++++ INPUT

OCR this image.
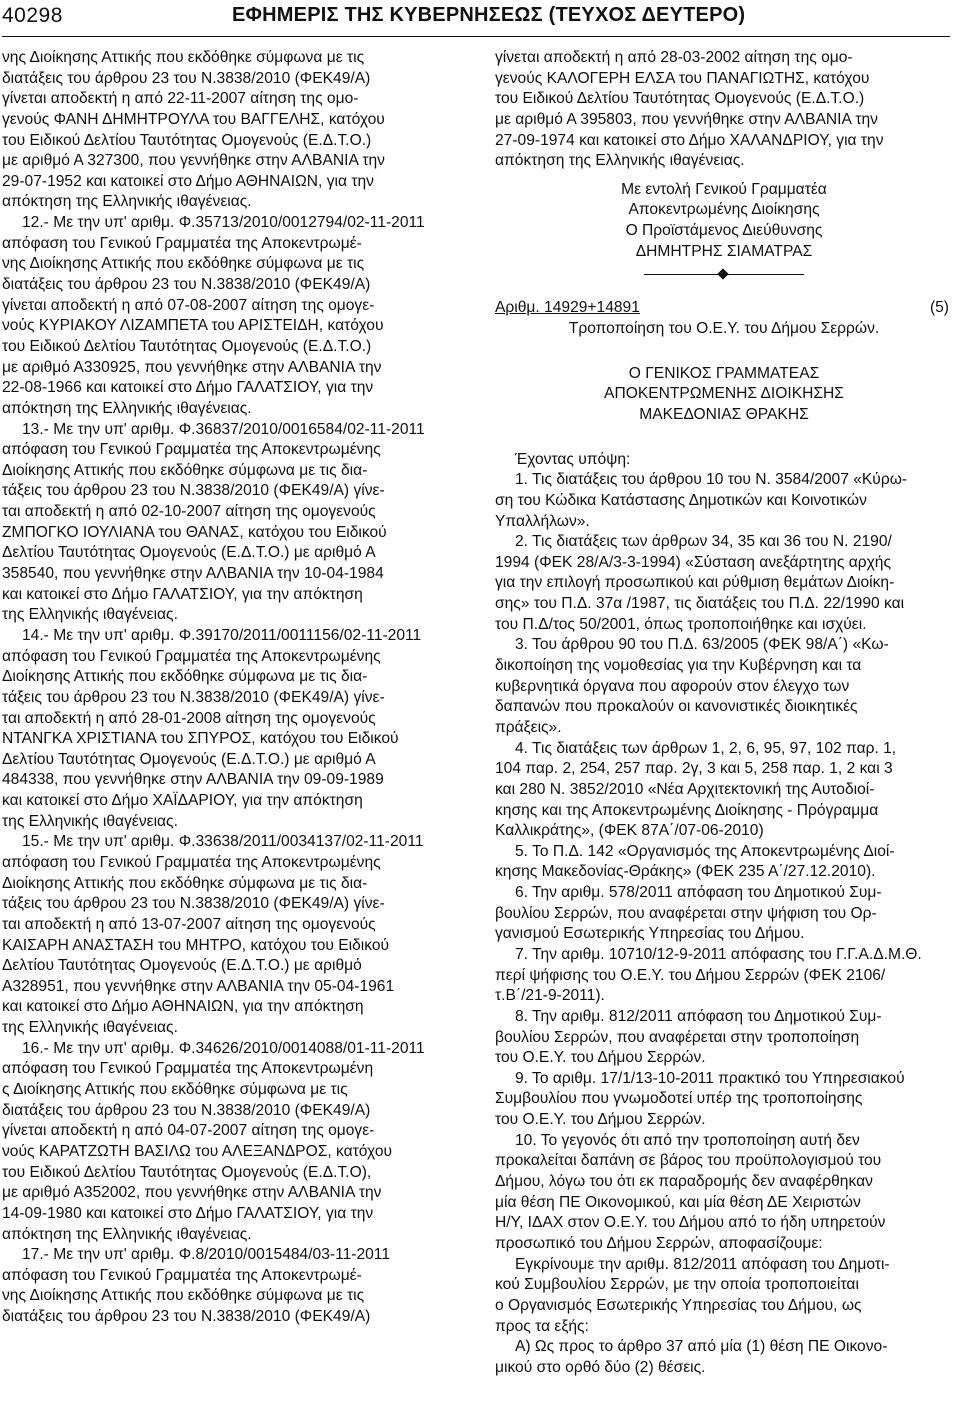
40298	ΕΦΗΜΕΡΙΣ ΤΗΣ ΚΥΒΕΡΝΗΣΕΩΣ (ΤΕΥΧΟΣ ΔΕΥΤΕΡΟ)
νης Διοίκησης Αττικής που εκδόθηκε σύμφωνα με τις
διατάξεις του άρθρου 23 του Ν.3838/2010 (ΦΕΚ49/Α)
γίνεται αποδεκτή η από 22-11-2007 αίτηση της ομο-
γενούς ΦΑΝΗ ΔΗΜΗΤΡΟΥΛΑ του ΒΑΓΓΕΛΗΣ, κατόχου
του Ειδικού Δελτίου Ταυτότητας Ομογενούς (Ε.Δ.Τ.Ο.)
με αριθμό Α 327300, που γεννήθηκε στην ΑΛΒΑΝΙΑ την
29-07-1952 και κατοικεί στο Δήμο ΑΘΗΝΑΙΩΝ, για την
απόκτηση της Ελληνικής ιθαγένειας.
12.- Με την υπ' αριθμ. Φ.35713/2010/0012794/02-11-2011
απόφαση του Γενικού Γραμματέα της Αποκεντρωμέ-
νης Διοίκησης Αττικής που εκδόθηκε σύμφωνα με τις
διατάξεις του άρθρου 23 του Ν.3838/2010 (ΦΕΚ49/Α)
γίνεται αποδεκτή η από 07-08-2007 αίτηση της ομογε-
νούς ΚΥΡΙΑΚΟΥ ΛΙΖΑΜΠΕΤΑ του ΑΡΙΣΤΕΙΔΗ, κατόχου
του Ειδικού Δελτίου Ταυτότητας Ομογενούς (Ε.Δ.Τ.Ο.)
με αριθμό Α330925, που γεννήθηκε στην ΑΛΒΑΝΙΑ την
22-08-1966 και κατοικεί στο Δήμο ΓΑΛΑΤΣΙΟΥ, για την
απόκτηση της Ελληνικής ιθαγένειας.
13.- Με την υπ' αριθμ. Φ.36837/2010/0016584/02-11-2011
απόφαση του Γενικού Γραμματέα της Αποκεντρωμένης
Διοίκησης Αττικής που εκδόθηκε σύμφωνα με τις δια-
τάξεις του άρθρου 23 του Ν.3838/2010 (ΦΕΚ49/Α) γίνε-
ται αποδεκτή η από 02-10-2007 αίτηση της ομογενούς
ΖΜΠΟΓΚΟ ΙΟΥΛΙΑΝΑ του ΘΑΝΑΣ, κατόχου του Ειδικού
Δελτίου Ταυτότητας Ομογενούς (Ε.Δ.Τ.Ο.) με αριθμό Α
358540, που γεννήθηκε στην ΑΛΒΑΝΙΑ την 10-04-1984
και κατοικεί στο Δήμο ΓΑΛΑΤΣΙΟΥ, για την απόκτηση
της Ελληνικής ιθαγένειας.
14.- Με την υπ' αριθμ. Φ.39170/2011/0011156/02-11-2011
απόφαση του Γενικού Γραμματέα της Αποκεντρωμένης
Διοίκησης Αττικής που εκδόθηκε σύμφωνα με τις δια-
τάξεις του άρθρου 23 του Ν.3838/2010 (ΦΕΚ49/Α) γίνε-
ται αποδεκτή η από 28-01-2008 αίτηση της ομογενούς
ΝΤΑΝΓΚΑ ΧΡΙΣΤΙΑΝΑ του ΣΠΥΡΟΣ, κατόχου του Ειδικού
Δελτίου Ταυτότητας Ομογενούς (Ε.Δ.Τ.Ο.) με αριθμό Α
484338, που γεννήθηκε στην ΑΛΒΑΝΙΑ την 09-09-1989
και κατοικεί στο Δήμο ΧΑΪΔΑΡΙΟΥ, για την απόκτηση
της Ελληνικής ιθαγένειας.
15.- Με την υπ' αριθμ. Φ.33638/2011/0034137/02-11-2011
απόφαση του Γενικού Γραμματέα της Αποκεντρωμένης
Διοίκησης Αττικής που εκδόθηκε σύμφωνα με τις δια-
τάξεις του άρθρου 23 του Ν.3838/2010 (ΦΕΚ49/Α) γίνε-
ται αποδεκτή η από 13-07-2007 αίτηση της ομογενούς
ΚΑΙΣΑΡΗ ΑΝΑΣΤΑΣΗ του ΜΗΤΡΟ, κατόχου του Ειδικού
Δελτίου Ταυτότητας Ομογενούς (Ε.Δ.Τ.Ο.) με αριθμό
Α328951, που γεννήθηκε στην ΑΛΒΑΝΙΑ την 05-04-1961
και κατοικεί στο Δήμο ΑΘΗΝΑΙΩΝ, για την απόκτηση
της Ελληνικής ιθαγένειας.
16.- Με την υπ' αριθμ. Φ.34626/2010/0014088/01-11-2011
απόφαση του Γενικού Γραμματέα της Αποκεντρωμένη
ς Διοίκησης Αττικής που εκδόθηκε σύμφωνα με τις
διατάξεις του άρθρου 23 του Ν.3838/2010 (ΦΕΚ49/Α)
γίνεται αποδεκτή η από 04-07-2007 αίτηση της ομογε-
νούς ΚΑΡΑΤΖΩΤΗ ΒΑΣΙΛΩ του ΑΛΕΞΑΝΔΡΟΣ, κατόχου
του Ειδικού Δελτίου Ταυτότητας Ομογενούς (Ε.Δ.Τ.Ο),
με αριθμό Α352002, που γεννήθηκε στην ΑΛΒΑΝΙΑ την
14-09-1980 και κατοικεί στο Δήμο ΓΑΛΑΤΣΙΟΥ, για την
απόκτηση της Ελληνικής ιθαγένειας.
17.- Με την υπ' αριθμ. Φ.8/2010/0015484/03-11-2011
απόφαση του Γενικού Γραμματέα της Αποκεντρωμέ-
νης Διοίκησης Αττικής που εκδόθηκε σύμφωνα με τις
διατάξεις του άρθρου 23 του Ν.3838/2010 (ΦΕΚ49/Α)
γίνεται αποδεκτή η από 28-03-2002 αίτηση της ομο-
γενούς ΚΑΛΟΓΕΡΗ ΕΛΣΑ του ΠΑΝΑΓΙΩΤΗΣ, κατόχου
του Ειδικού Δελτίου Ταυτότητας Ομογενούς (Ε.Δ.Τ.Ο.)
με αριθμό Α 395803, που γεννήθηκε στην ΑΛΒΑΝΙΑ την
27-09-1974 και κατοικεί στο Δήμο ΧΑΛΑΝΔΡΙΟΥ, για την
απόκτηση της Ελληνικής ιθαγένειας.
Με εντολή Γενικού Γραμματέα
Αποκεντρωμένης Διοίκησης
Ο Προϊστάμενος Διεύθυνσης
ΔΗΜΗΤΡΗΣ ΣΙΑΜΑΤΡΑΣ
Αριθμ. 14929+14891	(5)
Τροποποίηση του Ο.Ε.Υ. του Δήμου Σερρών.
Ο ΓΕΝΙΚΟΣ ΓΡΑΜΜΑΤΕΑΣ
ΑΠΟΚΕΝΤΡΩΜΕΝΗΣ ΔΙΟΙΚΗΣΗΣ
ΜΑΚΕΔΟΝΙΑΣ ΘΡΑΚΗΣ
Έχοντας υπόψη:
1. Τις διατάξεις του άρθρου 10 του Ν. 3584/2007 «Κύρω-
ση του Κώδικα Κατάστασης Δημοτικών και Κοινοτικών
Υπαλλήλων».
2. Τις διατάξεις των άρθρων 34, 35 και 36 του Ν. 2190/
1994 (ΦΕΚ 28/Α/3-3-1994) «Σύσταση ανεξάρτητης αρχής
για την επιλογή προσωπικού και ρύθμιση θεμάτων Διοίκη-
σης» του Π.Δ. 37α /1987, τις διατάξεις του Π.Δ. 22/1990 και
του Π.Δ/τος 50/2001, όπως τροποποιήθηκε και ισχύει.
3. Του άρθρου 90 του Π.Δ. 63/2005 (ΦΕΚ 98/Α΄) «Κω-
δικοποίηση της νομοθεσίας για την Κυβέρνηση και τα
κυβερνητικά όργανα που αφορούν στον έλεγχο των
δαπανών που προκαλούν οι κανονιστικές διοικητικές
πράξεις».
4. Τις διατάξεις των άρθρων 1, 2, 6, 95, 97, 102 παρ. 1,
104 παρ. 2, 254, 257 παρ. 2γ, 3 και 5, 258 παρ. 1, 2 και 3
και 280 Ν. 3852/2010 «Νέα Αρχιτεκτονική της Αυτοδιοί-
κησης και της Αποκεντρωμένης Διοίκησης - Πρόγραμμα
Καλλικράτης», (ΦΕΚ 87Α΄/07-06-2010)
5. Το Π.Δ. 142 «Οργανισμός της Αποκεντρωμένης Διοί-
κησης Μακεδονίας-Θράκης» (ΦΕΚ 235 Α΄/27.12.2010).
6. Την αριθμ. 578/2011 απόφαση του Δημοτικού Συμ-
βουλίου Σερρών, που αναφέρεται στην ψήφιση του Ορ-
γανισμού Εσωτερικής Υπηρεσίας του Δήμου.
7. Την αριθμ. 10710/12-9-2011 απόφασης του Γ.Γ.Α.Δ.Μ.Θ.
περί ψήφισης του Ο.Ε.Υ. του Δήμου Σερρών (ΦΕΚ 2106/
τ.Β΄/21-9-2011).
8. Την αριθμ. 812/2011 απόφαση του Δημοτικού Συμ-
βουλίου Σερρών, που αναφέρεται στην τροποποίηση
του Ο.Ε.Υ. του Δήμου Σερρών.
9. Το αριθμ. 17/1/13-10-2011 πρακτικό του Υπηρεσιακού
Συμβουλίου που γνωμοδοτεί υπέρ της τροποποίησης
του Ο.Ε.Υ. του Δήμου Σερρών.
10. Το γεγονός ότι από την τροποποίηση αυτή δεν
προκαλείται δαπάνη σε βάρος του προϋπολογισμού του
Δήμου, λόγω του ότι εκ παραδρομής δεν αναφέρθηκαν
μία θέση ΠΕ Οικονομικού, και μία θέση ΔΕ Χειριστών
Η/Υ, ΙΔΑΧ στον Ο.Ε.Υ. του Δήμου από τo ήδη υπηρετούν
προσωπικό του Δήμου Σερρών, αποφασίζουμε:
Εγκρίνουμε την αριθμ. 812/2011 απόφαση του Δημοτι-
κού Συμβουλίου Σερρών, με την οποία τροποποιείται
ο Οργανισμός Εσωτερικής Υπηρεσίας του Δήμου, ως
προς τα εξής:
Α) Ως προς το άρθρο 37 από μία (1) θέση ΠΕ Οικονο-
μικού στο ορθό δύο (2) θέσεις.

++++++++

Locate all lines in the listing above with the word "Υπηρεσίας" and copy them.

γανισμού Εσωτερικής Υπηρεσίας του Δήμου.
ο Οργανισμός Εσωτερικής Υπηρεσίας του Δήμου, ως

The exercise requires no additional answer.